Collected data entries
_ _ _ _ _ _ _

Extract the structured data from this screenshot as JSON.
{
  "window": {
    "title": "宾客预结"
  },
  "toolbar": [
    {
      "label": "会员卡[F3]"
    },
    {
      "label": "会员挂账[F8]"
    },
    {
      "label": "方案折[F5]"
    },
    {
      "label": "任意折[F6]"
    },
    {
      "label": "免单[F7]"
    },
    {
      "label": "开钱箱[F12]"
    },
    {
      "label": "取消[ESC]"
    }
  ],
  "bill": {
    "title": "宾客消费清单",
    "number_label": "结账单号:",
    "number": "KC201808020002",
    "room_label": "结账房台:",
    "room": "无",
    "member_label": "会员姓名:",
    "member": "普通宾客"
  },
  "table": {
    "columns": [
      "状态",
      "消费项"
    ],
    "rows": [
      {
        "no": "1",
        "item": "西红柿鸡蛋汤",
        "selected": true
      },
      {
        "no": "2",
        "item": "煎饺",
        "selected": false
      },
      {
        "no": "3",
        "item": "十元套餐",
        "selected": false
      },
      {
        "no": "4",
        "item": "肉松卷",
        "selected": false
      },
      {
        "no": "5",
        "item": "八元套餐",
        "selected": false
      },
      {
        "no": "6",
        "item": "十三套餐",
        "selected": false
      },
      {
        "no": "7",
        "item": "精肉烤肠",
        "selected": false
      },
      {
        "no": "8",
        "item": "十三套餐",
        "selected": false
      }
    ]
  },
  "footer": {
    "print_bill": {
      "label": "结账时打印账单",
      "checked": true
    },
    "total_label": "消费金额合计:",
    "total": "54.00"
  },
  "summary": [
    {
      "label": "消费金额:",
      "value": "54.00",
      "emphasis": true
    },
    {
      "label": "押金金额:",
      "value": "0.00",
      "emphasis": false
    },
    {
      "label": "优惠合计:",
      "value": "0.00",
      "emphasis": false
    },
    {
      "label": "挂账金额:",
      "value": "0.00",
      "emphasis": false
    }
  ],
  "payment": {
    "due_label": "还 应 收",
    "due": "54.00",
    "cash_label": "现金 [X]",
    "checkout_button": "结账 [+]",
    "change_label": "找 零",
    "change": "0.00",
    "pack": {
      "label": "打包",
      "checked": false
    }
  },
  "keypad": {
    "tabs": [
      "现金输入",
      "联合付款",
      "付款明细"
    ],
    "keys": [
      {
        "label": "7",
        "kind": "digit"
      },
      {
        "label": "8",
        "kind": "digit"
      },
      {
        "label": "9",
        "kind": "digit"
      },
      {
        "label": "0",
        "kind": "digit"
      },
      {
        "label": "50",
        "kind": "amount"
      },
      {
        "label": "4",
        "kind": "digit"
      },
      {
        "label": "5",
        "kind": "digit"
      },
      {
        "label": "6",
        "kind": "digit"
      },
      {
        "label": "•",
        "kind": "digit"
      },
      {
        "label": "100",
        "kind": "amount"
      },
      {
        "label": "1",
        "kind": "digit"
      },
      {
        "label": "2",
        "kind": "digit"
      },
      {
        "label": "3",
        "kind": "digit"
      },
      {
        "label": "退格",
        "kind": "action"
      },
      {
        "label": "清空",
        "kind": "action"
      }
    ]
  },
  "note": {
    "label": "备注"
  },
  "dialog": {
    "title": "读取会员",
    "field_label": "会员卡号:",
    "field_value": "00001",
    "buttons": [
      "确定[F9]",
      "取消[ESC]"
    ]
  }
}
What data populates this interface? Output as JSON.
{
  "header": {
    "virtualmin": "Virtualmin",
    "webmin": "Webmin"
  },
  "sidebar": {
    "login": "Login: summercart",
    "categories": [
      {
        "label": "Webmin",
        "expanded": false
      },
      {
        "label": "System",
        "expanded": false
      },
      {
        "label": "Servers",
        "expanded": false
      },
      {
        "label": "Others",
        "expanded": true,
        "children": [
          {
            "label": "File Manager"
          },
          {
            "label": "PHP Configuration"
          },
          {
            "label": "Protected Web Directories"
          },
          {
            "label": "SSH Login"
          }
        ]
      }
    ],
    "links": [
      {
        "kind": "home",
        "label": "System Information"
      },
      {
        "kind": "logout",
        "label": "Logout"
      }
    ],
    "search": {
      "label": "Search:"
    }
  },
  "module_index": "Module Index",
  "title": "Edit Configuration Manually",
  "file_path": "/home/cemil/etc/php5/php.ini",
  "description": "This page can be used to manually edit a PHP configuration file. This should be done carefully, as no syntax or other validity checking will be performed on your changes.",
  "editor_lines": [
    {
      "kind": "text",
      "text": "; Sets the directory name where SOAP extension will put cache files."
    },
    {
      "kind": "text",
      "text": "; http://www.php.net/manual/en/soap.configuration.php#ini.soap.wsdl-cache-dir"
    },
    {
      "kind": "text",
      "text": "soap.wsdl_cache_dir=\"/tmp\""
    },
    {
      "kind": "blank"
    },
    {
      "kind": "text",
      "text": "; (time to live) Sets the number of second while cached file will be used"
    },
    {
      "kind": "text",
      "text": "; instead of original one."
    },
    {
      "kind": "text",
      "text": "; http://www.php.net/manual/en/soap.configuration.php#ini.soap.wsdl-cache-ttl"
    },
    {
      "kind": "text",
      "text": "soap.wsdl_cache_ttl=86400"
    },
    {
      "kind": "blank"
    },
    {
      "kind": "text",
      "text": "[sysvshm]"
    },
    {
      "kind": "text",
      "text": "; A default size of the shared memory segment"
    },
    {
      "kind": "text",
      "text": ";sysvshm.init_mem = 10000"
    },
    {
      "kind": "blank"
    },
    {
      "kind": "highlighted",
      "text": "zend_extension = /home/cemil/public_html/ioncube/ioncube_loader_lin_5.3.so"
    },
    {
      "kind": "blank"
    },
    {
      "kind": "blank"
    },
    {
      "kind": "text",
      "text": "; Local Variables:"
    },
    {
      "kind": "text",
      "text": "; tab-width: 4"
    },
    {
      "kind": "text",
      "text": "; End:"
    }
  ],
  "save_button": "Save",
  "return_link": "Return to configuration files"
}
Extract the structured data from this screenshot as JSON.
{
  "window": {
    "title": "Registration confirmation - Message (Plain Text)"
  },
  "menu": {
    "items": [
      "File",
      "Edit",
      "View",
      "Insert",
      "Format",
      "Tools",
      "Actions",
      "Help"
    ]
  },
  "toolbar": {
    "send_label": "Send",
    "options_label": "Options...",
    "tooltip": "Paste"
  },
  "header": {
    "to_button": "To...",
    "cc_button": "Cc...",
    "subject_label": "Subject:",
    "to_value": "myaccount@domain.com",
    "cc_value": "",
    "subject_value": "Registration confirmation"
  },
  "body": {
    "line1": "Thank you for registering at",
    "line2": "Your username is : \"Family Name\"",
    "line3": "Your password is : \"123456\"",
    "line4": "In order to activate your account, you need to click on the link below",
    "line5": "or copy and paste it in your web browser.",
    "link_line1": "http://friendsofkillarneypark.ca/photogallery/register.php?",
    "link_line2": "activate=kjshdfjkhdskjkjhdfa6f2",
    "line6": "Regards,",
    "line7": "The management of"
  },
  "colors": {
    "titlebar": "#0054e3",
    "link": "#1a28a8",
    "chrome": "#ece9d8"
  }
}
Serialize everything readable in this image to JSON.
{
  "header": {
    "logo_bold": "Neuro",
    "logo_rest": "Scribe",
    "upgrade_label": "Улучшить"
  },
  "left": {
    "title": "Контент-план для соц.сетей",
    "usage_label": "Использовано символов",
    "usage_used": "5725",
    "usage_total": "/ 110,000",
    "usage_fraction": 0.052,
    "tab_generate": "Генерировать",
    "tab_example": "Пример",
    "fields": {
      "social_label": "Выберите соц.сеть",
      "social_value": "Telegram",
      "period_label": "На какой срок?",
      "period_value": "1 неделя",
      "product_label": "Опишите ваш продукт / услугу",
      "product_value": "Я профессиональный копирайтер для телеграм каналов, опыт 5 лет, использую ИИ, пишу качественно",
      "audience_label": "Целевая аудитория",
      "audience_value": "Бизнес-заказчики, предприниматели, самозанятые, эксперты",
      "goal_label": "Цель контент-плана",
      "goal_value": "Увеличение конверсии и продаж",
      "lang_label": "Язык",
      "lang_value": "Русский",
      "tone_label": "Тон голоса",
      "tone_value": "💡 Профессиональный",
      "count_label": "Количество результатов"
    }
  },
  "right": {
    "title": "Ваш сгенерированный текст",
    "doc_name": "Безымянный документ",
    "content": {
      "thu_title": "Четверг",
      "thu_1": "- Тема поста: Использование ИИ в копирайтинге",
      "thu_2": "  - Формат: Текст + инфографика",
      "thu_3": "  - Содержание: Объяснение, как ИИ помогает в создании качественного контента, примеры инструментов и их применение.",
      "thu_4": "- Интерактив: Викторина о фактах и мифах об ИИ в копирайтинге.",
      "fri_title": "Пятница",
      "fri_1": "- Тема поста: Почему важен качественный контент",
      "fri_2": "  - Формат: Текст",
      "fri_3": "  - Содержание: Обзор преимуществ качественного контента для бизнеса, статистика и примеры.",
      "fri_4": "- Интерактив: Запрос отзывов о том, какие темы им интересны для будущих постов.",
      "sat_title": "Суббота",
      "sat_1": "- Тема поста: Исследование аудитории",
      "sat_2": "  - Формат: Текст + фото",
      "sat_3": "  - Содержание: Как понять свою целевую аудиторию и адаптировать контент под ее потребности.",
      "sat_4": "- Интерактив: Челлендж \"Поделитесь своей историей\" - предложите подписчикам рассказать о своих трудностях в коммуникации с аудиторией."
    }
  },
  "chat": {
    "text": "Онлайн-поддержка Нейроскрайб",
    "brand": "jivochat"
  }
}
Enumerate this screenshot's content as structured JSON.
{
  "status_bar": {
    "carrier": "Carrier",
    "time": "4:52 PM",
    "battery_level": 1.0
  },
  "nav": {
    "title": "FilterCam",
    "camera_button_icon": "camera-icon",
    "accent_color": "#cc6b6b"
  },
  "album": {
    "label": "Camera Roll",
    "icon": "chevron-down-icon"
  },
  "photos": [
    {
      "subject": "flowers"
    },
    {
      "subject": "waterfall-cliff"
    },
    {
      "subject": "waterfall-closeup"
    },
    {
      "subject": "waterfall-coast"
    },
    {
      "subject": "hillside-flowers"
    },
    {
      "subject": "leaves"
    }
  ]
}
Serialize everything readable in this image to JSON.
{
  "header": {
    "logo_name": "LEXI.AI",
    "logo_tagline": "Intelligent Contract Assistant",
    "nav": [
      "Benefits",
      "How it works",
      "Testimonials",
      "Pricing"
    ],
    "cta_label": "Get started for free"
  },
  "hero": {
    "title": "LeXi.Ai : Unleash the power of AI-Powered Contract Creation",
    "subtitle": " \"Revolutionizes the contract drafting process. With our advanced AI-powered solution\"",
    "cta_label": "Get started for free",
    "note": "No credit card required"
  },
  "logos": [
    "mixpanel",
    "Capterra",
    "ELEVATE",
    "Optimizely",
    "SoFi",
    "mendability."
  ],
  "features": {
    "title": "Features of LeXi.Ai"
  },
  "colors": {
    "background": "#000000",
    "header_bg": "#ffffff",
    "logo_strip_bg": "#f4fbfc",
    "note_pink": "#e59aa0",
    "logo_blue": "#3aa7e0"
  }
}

_ _ _ _ _ _ _

| TASK DETAILS |
Find every line in the records that has the string "started", then state how many there are and nothing else.

| RIGHT ANSWER |
2